BEGIN GIVEN DATA

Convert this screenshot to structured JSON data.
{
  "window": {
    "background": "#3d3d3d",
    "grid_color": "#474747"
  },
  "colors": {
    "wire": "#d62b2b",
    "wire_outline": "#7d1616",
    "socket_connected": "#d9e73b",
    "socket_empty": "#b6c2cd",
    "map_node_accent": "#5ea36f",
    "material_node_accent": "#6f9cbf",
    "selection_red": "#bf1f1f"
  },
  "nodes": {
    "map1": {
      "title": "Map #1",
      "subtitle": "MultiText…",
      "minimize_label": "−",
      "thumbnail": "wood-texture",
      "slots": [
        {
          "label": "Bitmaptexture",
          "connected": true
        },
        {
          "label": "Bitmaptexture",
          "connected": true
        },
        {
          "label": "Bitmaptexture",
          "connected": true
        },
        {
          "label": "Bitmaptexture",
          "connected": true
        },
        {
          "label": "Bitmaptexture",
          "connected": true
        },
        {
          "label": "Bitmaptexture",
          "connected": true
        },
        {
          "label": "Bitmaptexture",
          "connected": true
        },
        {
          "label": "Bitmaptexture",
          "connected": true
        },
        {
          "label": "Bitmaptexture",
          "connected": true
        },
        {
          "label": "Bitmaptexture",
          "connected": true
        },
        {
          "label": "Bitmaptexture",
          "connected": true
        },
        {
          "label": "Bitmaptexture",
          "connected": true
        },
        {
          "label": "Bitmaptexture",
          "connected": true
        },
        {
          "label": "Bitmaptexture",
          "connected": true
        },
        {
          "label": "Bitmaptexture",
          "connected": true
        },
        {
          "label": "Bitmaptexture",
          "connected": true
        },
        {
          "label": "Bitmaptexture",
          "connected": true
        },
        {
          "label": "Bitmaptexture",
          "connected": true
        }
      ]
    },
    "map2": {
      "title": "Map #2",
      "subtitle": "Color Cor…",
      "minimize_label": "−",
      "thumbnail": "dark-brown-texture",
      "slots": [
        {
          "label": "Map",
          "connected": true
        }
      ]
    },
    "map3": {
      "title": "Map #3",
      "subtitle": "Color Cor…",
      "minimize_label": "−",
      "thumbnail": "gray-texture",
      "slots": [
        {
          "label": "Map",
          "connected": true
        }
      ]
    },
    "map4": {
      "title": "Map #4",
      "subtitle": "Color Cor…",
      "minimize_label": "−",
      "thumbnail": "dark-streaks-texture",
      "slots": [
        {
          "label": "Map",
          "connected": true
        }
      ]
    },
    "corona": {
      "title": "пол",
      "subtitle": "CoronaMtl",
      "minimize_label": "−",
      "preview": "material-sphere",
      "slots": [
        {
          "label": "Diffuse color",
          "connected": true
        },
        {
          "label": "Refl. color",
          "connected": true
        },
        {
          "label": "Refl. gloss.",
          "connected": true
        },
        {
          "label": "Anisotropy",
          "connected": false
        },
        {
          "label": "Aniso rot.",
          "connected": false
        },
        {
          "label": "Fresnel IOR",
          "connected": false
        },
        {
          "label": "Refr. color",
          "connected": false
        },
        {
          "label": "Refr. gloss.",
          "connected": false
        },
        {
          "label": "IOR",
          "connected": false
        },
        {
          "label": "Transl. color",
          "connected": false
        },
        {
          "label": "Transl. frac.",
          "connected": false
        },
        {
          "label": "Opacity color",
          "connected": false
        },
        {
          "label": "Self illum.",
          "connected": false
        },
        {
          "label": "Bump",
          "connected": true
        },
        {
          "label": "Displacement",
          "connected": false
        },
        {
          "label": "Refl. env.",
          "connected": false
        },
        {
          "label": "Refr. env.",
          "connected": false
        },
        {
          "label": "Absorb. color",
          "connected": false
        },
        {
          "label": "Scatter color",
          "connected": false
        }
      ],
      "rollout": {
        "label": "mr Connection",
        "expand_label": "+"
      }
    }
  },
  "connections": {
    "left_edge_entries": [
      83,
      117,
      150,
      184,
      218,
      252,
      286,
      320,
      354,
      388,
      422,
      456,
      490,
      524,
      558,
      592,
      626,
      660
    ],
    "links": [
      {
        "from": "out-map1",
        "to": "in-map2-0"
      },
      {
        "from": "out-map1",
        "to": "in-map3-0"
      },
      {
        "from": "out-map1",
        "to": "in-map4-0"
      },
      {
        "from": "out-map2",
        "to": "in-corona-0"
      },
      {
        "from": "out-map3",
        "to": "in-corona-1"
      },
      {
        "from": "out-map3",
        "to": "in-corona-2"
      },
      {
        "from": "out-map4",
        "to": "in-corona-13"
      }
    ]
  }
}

END GIVEN DATA

(WHAT TO PRODUCE) Write out every entry exactly as given.

(TASK ANSWER)
Convert this screenshot to structured JSON data.
{
  "window": {
    "background": "#3d3d3d",
    "grid_color": "#474747"
  },
  "colors": {
    "wire": "#d62b2b",
    "wire_outline": "#7d1616",
    "socket_connected": "#d9e73b",
    "socket_empty": "#b6c2cd",
    "map_node_accent": "#5ea36f",
    "material_node_accent": "#6f9cbf",
    "selection_red": "#bf1f1f"
  },
  "nodes": {
    "map1": {
      "title": "Map #1",
      "subtitle": "MultiText…",
      "minimize_label": "−",
      "thumbnail": "wood-texture",
      "slots": [
        {
          "label": "Bitmaptexture",
          "connected": true
        },
        {
          "label": "Bitmaptexture",
          "connected": true
        },
        {
          "label": "Bitmaptexture",
          "connected": true
        },
        {
          "label": "Bitmaptexture",
          "connected": true
        },
        {
          "label": "Bitmaptexture",
          "connected": true
        },
        {
          "label": "Bitmaptexture",
          "connected": true
        },
        {
          "label": "Bitmaptexture",
          "connected": true
        },
        {
          "label": "Bitmaptexture",
          "connected": true
        },
        {
          "label": "Bitmaptexture",
          "connected": true
        },
        {
          "label": "Bitmaptexture",
          "connected": true
        },
        {
          "label": "Bitmaptexture",
          "connected": true
        },
        {
          "label": "Bitmaptexture",
          "connected": true
        },
        {
          "label": "Bitmaptexture",
          "connected": true
        },
        {
          "label": "Bitmaptexture",
          "connected": true
        },
        {
          "label": "Bitmaptexture",
          "connected": true
        },
        {
          "label": "Bitmaptexture",
          "connected": true
        },
        {
          "label": "Bitmaptexture",
          "connected": true
        },
        {
          "label": "Bitmaptexture",
          "connected": true
        }
      ]
    },
    "map2": {
      "title": "Map #2",
      "subtitle": "Color Cor…",
      "minimize_label": "−",
      "thumbnail": "dark-brown-texture",
      "slots": [
        {
          "label": "Map",
          "connected": true
        }
      ]
    },
    "map3": {
      "title": "Map #3",
      "subtitle": "Color Cor…",
      "minimize_label": "−",
      "thumbnail": "gray-texture",
      "slots": [
        {
          "label": "Map",
          "connected": true
        }
      ]
    },
    "map4": {
      "title": "Map #4",
      "subtitle": "Color Cor…",
      "minimize_label": "−",
      "thumbnail": "dark-streaks-texture",
      "slots": [
        {
          "label": "Map",
          "connected": true
        }
      ]
    },
    "corona": {
      "title": "пол",
      "subtitle": "CoronaMtl",
      "minimize_label": "−",
      "preview": "material-sphere",
      "slots": [
        {
          "label": "Diffuse color",
          "connected": true
        },
        {
          "label": "Refl. color",
          "connected": true
        },
        {
          "label": "Refl. gloss.",
          "connected": true
        },
        {
          "label": "Anisotropy",
          "connected": false
        },
        {
          "label": "Aniso rot.",
          "connected": false
        },
        {
          "label": "Fresnel IOR",
          "connected": false
        },
        {
          "label": "Refr. color",
          "connected": false
        },
        {
          "label": "Refr. gloss.",
          "connected": false
        },
        {
          "label": "IOR",
          "connected": false
        },
        {
          "label": "Transl. color",
          "connected": false
        },
        {
          "label": "Transl. frac.",
          "connected": false
        },
        {
          "label": "Opacity color",
          "connected": false
        },
        {
          "label": "Self illum.",
          "connected": false
        },
        {
          "label": "Bump",
          "connected": true
        },
        {
          "label": "Displacement",
          "connected": false
        },
        {
          "label": "Refl. env.",
          "connected": false
        },
        {
          "label": "Refr. env.",
          "connected": false
        },
        {
          "label": "Absorb. color",
          "connected": false
        },
        {
          "label": "Scatter color",
          "connected": false
        }
      ],
      "rollout": {
        "label": "mr Connection",
        "expand_label": "+"
      }
    }
  },
  "connections": {
    "left_edge_entries": [
      83,
      117,
      150,
      184,
      218,
      252,
      286,
      320,
      354,
      388,
      422,
      456,
      490,
      524,
      558,
      592,
      626,
      660
    ],
    "links": [
      {
        "from": "out-map1",
        "to": "in-map2-0"
      },
      {
        "from": "out-map1",
        "to": "in-map3-0"
      },
      {
        "from": "out-map1",
        "to": "in-map4-0"
      },
      {
        "from": "out-map2",
        "to": "in-corona-0"
      },
      {
        "from": "out-map3",
        "to": "in-corona-1"
      },
      {
        "from": "out-map3",
        "to": "in-corona-2"
      },
      {
        "from": "out-map4",
        "to": "in-corona-13"
      }
    ]
  }
}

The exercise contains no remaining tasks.